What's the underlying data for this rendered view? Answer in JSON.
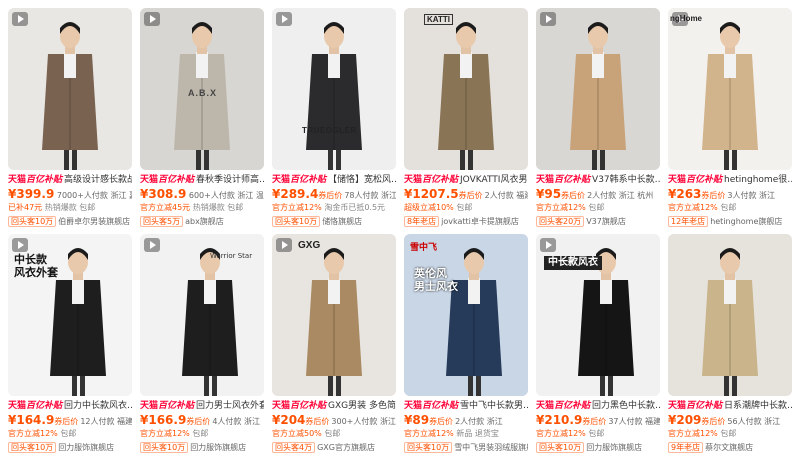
{
  "products": [
    {
      "title": "高级设计感长款战…",
      "price": "¥399.9",
      "after": "",
      "sales": "7000+人付款",
      "location": "浙江 嘉兴",
      "tag1": "已补47元",
      "tag2": "热销爆款",
      "tag3": "包邮",
      "badge": "回头客10万",
      "shop": "伯爵卓尔男装旗舰店",
      "overlay": "",
      "brand_text": "",
      "video": true,
      "coat": "#7a6250",
      "bg": "#e9e7e3"
    },
    {
      "title": "春秋季设计师高…",
      "price": "¥308.9",
      "after": "",
      "sales": "600+人付款",
      "location": "浙江 温州",
      "tag1": "官方立减45元",
      "tag2": "热销爆款",
      "tag3": "包邮",
      "badge": "回头客5万",
      "shop": "abx旗舰店",
      "overlay": "",
      "brand_text": "A.B.X",
      "video": true,
      "coat": "#bdb6ab",
      "bg": "#d8d6d2"
    },
    {
      "title": "【储恪】宽松风…",
      "price": "¥289.4",
      "after": "券后价",
      "sales": "78人付款",
      "location": "浙江",
      "tag1": "官方立减12%",
      "tag2": "淘金币已抵0.5元",
      "tag3": "",
      "badge": "回头客10万",
      "shop": "储恪旗舰店",
      "overlay": "",
      "brand_text": "TRUEOGLER",
      "video": true,
      "coat": "#2b2b2e",
      "bg": "#efefef"
    },
    {
      "title": "JOVKATTI风衣男2026春秋…",
      "price": "¥1207.5",
      "after": "券后价",
      "sales": "2人付款",
      "location": "福建",
      "tag1": "超级立减10%",
      "tag2": "包邮",
      "tag3": "",
      "badge": "8年老店",
      "shop": "jovkatti卓卡提旗舰店",
      "overlay": "",
      "brand_text": "KATTI",
      "video": false,
      "coat": "#8a7456",
      "bg": "#e4e1dc"
    },
    {
      "title": "V37韩系中长款…",
      "price": "¥95",
      "after": "券后价",
      "sales": "2人付款",
      "location": "浙江 杭州",
      "tag1": "官方立减12%",
      "tag2": "包邮",
      "tag3": "",
      "badge": "回头客20万",
      "shop": "V37旗舰店",
      "overlay": "",
      "brand_text": "",
      "video": true,
      "coat": "#c8a37a",
      "bg": "#d9d7d3"
    },
    {
      "title": "hetinghome很…",
      "price": "¥263",
      "after": "券后价",
      "sales": "3人付款",
      "location": "浙江",
      "tag1": "官方立减12%",
      "tag2": "包邮",
      "tag3": "",
      "badge": "12年老店",
      "shop": "hetinghome旗舰店",
      "overlay": "",
      "brand_text": "ngHome",
      "video": true,
      "coat": "#d2b48c",
      "bg": "#f3f1ee"
    },
    {
      "title": "回力中长款风衣…",
      "price": "¥164.9",
      "after": "券后价",
      "sales": "12人付款",
      "location": "福建",
      "tag1": "官方立减12%",
      "tag2": "包邮",
      "tag3": "",
      "badge": "回头客10万",
      "shop": "回力服饰旗舰店",
      "overlay": "中长款\n风衣外套",
      "brand_text": "",
      "video": true,
      "coat": "#1e1e1e",
      "bg": "#f4f4f4"
    },
    {
      "title": "回力男士风衣外套春秋季设…",
      "price": "¥166.9",
      "after": "券后价",
      "sales": "4人付款",
      "location": "浙江",
      "tag1": "官方立减12%",
      "tag2": "包邮",
      "tag3": "",
      "badge": "回头客10万",
      "shop": "回力服饰旗舰店",
      "overlay": "Warrior Star",
      "brand_text": "",
      "video": true,
      "coat": "#1e1e1e",
      "bg": "#f2f2f2"
    },
    {
      "title": "GXG男装 多色简…",
      "price": "¥204",
      "after": "券后价",
      "sales": "300+人付款",
      "location": "浙江",
      "tag1": "官方立减50%",
      "tag2": "包邮",
      "tag3": "",
      "badge": "回头客4万",
      "shop": "GXG官方旗舰店",
      "overlay": "",
      "brand_text": "GXG",
      "video": true,
      "coat": "#a98a62",
      "bg": "#e8e5e0"
    },
    {
      "title": "雪中飞中长款男…",
      "price": "¥89",
      "after": "券后价",
      "sales": "2人付款",
      "location": "浙江",
      "tag1": "官方立减12%",
      "tag2": "新品",
      "tag3": "退货宝",
      "badge": "回头客10万",
      "shop": "雪中飞男装羽绒服旗舰店",
      "overlay": "英伦风\n男士风衣",
      "brand_text": "雪中飞",
      "video": false,
      "coat": "#263a5a",
      "bg": "#c9d6e6"
    },
    {
      "title": "回力黑色中长款…",
      "price": "¥210.9",
      "after": "券后价",
      "sales": "37人付款",
      "location": "福建",
      "tag1": "官方立减12%",
      "tag2": "包邮",
      "tag3": "",
      "badge": "回头客10万",
      "shop": "回力服饰旗舰店",
      "overlay": "中长款风衣",
      "brand_text": "",
      "video": true,
      "coat": "#151515",
      "bg": "#f1f1f1"
    },
    {
      "title": "日系潮牌中长款…",
      "price": "¥209",
      "after": "券后价",
      "sales": "56人付款",
      "location": "浙江",
      "tag1": "官方立减12%",
      "tag2": "包邮",
      "tag3": "",
      "badge": "9年老店",
      "shop": "蔡尔文旗舰店",
      "overlay": "",
      "brand_text": "",
      "video": false,
      "coat": "#c9b48c",
      "bg": "#e6e3dd"
    }
  ],
  "tmall_label": "天猫",
  "promo_label": "百亿补贴"
}
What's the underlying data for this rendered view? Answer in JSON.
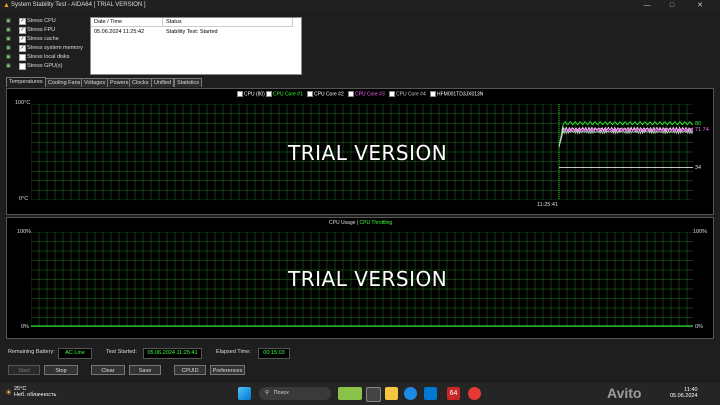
{
  "window": {
    "title": "System Stability Test - AIDA64  [ TRIAL VERSION ]"
  },
  "stress_options": [
    {
      "label": "Stress CPU",
      "checked": true,
      "icon": "cpu-icon"
    },
    {
      "label": "Stress FPU",
      "checked": true,
      "icon": "fpu-icon"
    },
    {
      "label": "Stress cache",
      "checked": true,
      "icon": "cache-icon"
    },
    {
      "label": "Stress system memory",
      "checked": true,
      "icon": "memory-icon"
    },
    {
      "label": "Stress local disks",
      "checked": false,
      "icon": "disk-icon"
    },
    {
      "label": "Stress GPU(s)",
      "checked": false,
      "icon": "gpu-icon"
    }
  ],
  "log": {
    "headers": [
      "Date / Time",
      "Status"
    ],
    "rows": [
      {
        "datetime": "05.06.2024 11:25:42",
        "status": "Stability Test: Started"
      }
    ]
  },
  "tabs": [
    "Temperatures",
    "Cooling Fans",
    "Voltages",
    "Powers",
    "Clocks",
    "Unified",
    "Statistics"
  ],
  "temp_chart": {
    "legend": [
      {
        "label": "CPU (80)",
        "color": "#ffffff"
      },
      {
        "label": "CPU Core #1",
        "color": "#3cff3c"
      },
      {
        "label": "CPU Core #2",
        "color": "#ffffff"
      },
      {
        "label": "CPU Core #3",
        "color": "#ff66ff"
      },
      {
        "label": "CPU Core #4",
        "color": "#cccccc"
      },
      {
        "label": "HFM001TD3JX013N",
        "color": "#ffffff"
      }
    ],
    "y_top": "100°C",
    "y_bottom": "0°C",
    "time_label": "11:25:41",
    "end_labels": [
      "80",
      "71 74",
      "34"
    ],
    "watermark": "TRIAL VERSION"
  },
  "usage_chart": {
    "legend_usage": "CPU Usage",
    "legend_sep": "|",
    "legend_throttle": "CPU Throttling",
    "y_top": "100%",
    "y_bottom": "0%",
    "watermark": "TRIAL VERSION"
  },
  "chart_data": [
    {
      "type": "line",
      "title": "",
      "ylim": [
        0,
        100
      ],
      "grid": true,
      "x": [
        "11:25:41"
      ],
      "series": [
        {
          "name": "CPU Core #1",
          "color": "#3cff3c",
          "start": 55,
          "end": 80
        },
        {
          "name": "CPU Core #2",
          "color": "#ffffff",
          "start": 55,
          "end": 74
        },
        {
          "name": "CPU Core #3",
          "color": "#ff66ff",
          "start": 55,
          "end": 73
        },
        {
          "name": "CPU Core #4",
          "color": "#cccccc",
          "start": 55,
          "end": 71
        },
        {
          "name": "HFM001TD3JX013N",
          "color": "#ffffff",
          "start": 34,
          "end": 34
        }
      ]
    },
    {
      "type": "line",
      "ylim": [
        0,
        100
      ],
      "grid": true,
      "series": [
        {
          "name": "CPU Usage",
          "color": "#3cff3c"
        },
        {
          "name": "CPU Throttling",
          "color": "#3cff3c"
        }
      ]
    }
  ],
  "status": {
    "battery_label": "Remaining Battery:",
    "battery_value": "AC Line",
    "started_label": "Test Started:",
    "started_value": "05.06.2024 11:25:41",
    "elapsed_label": "Elapsed Time:",
    "elapsed_value": "00:15:03"
  },
  "buttons": {
    "start": "Start",
    "stop": "Stop",
    "clear": "Clear",
    "save": "Save",
    "cpuid": "CPUID",
    "preferences": "Preferences"
  },
  "taskbar": {
    "temp": "25°C",
    "weather": "Неб. облачность",
    "search": "Поиск",
    "time": "11:40",
    "date": "05.06.2024",
    "watermark": "Avito"
  }
}
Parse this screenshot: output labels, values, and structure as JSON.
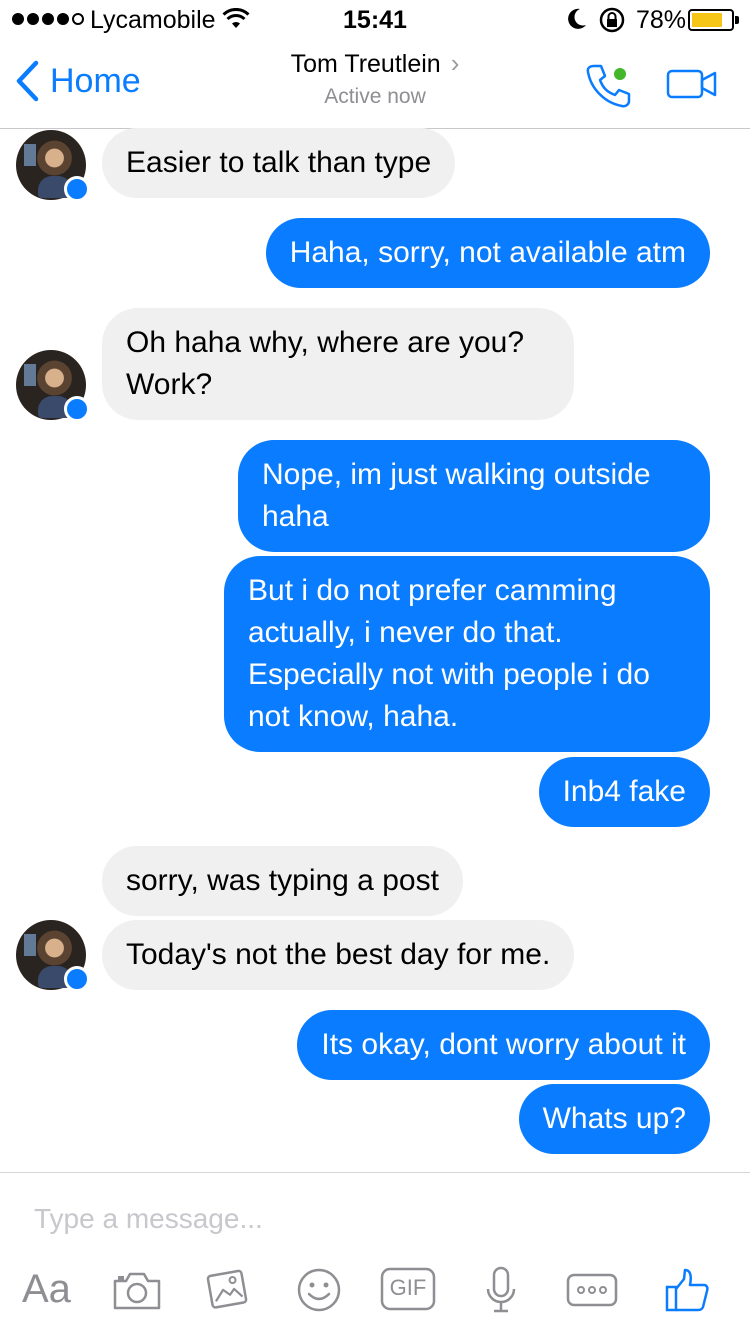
{
  "status_bar": {
    "carrier": "Lycamobile",
    "time": "15:41",
    "battery_percent": "78%",
    "battery_level": 0.78,
    "signal_bars": 4,
    "battery_color": "#f5c518"
  },
  "header": {
    "back_label": "Home",
    "contact_name": "Tom Treutlein",
    "status": "Active now",
    "online_color": "#42b72a"
  },
  "messages": [
    {
      "direction": "in",
      "text": "Easier to talk than type"
    },
    {
      "direction": "out",
      "text": "Haha, sorry, not available atm"
    },
    {
      "direction": "in",
      "text": "Oh haha why, where are you? Work?"
    },
    {
      "direction": "out",
      "text": "Nope, im just walking outside haha"
    },
    {
      "direction": "out",
      "text": "But i do not prefer camming actually, i never do that. Especially not with people i do not know, haha."
    },
    {
      "direction": "out",
      "text": "Inb4 fake"
    },
    {
      "direction": "in",
      "text": "sorry, was typing a post"
    },
    {
      "direction": "in",
      "text": "Today's not the best day for me."
    },
    {
      "direction": "out",
      "text": "Its okay, dont worry about it"
    },
    {
      "direction": "out",
      "text": "Whats up?"
    }
  ],
  "composer": {
    "placeholder": "Type a message...",
    "aa_label": "Aa",
    "gif_label": "GIF",
    "tools": [
      "camera-icon",
      "gallery-icon",
      "emoji-icon",
      "gif-icon",
      "microphone-icon",
      "more-icon",
      "like-icon"
    ]
  },
  "colors": {
    "accent": "#0a7cff",
    "incoming_bubble": "#f1f0f0",
    "outgoing_bubble": "#0a7cff"
  }
}
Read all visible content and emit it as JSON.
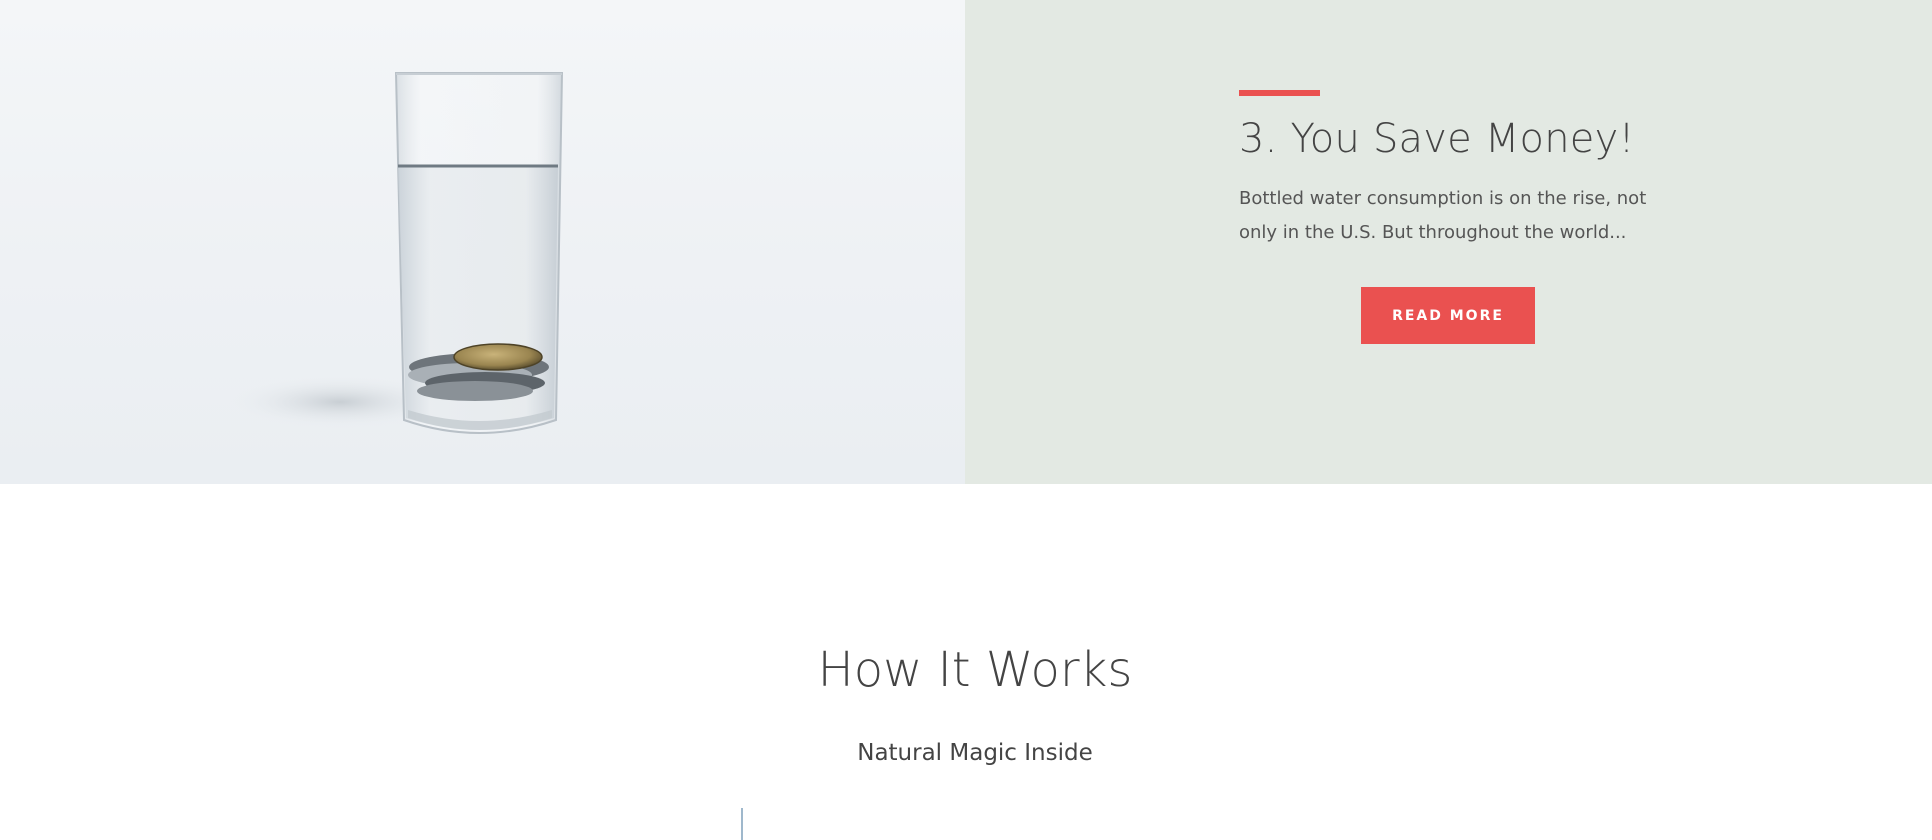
{
  "feature": {
    "heading": "3. You Save Money!",
    "body": "Bottled water consumption is on the rise, not only in the U.S. But throughout the world...",
    "button_label": "READ MORE",
    "image_icon": "glass-of-water-with-coins-photo"
  },
  "how_it_works": {
    "title": "How It Works",
    "subtitle": "Natural Magic Inside"
  },
  "colors": {
    "accent": "#ea5150",
    "panel_bg": "#e3e9e3",
    "text": "#444444"
  }
}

......

■ **STATED TASK**:
Transcribe exactly the portion of the material above that runs from the line containing "Read all visible content and emit it as JSON." through its last line, omitting all pictures.

■ **REPLY TO THE TASK**:
Read all visible content and emit it as JSON.
{
  "feature": {
    "heading": "3. You Save Money!",
    "body": "Bottled water consumption is on the rise, not only in the U.S. But throughout the world...",
    "button_label": "READ MORE",
    "image_icon": "glass-of-water-with-coins-photo"
  },
  "how_it_works": {
    "title": "How It Works",
    "subtitle": "Natural Magic Inside"
  },
  "colors": {
    "accent": "#ea5150",
    "panel_bg": "#e3e9e3",
    "text": "#444444"
  }
}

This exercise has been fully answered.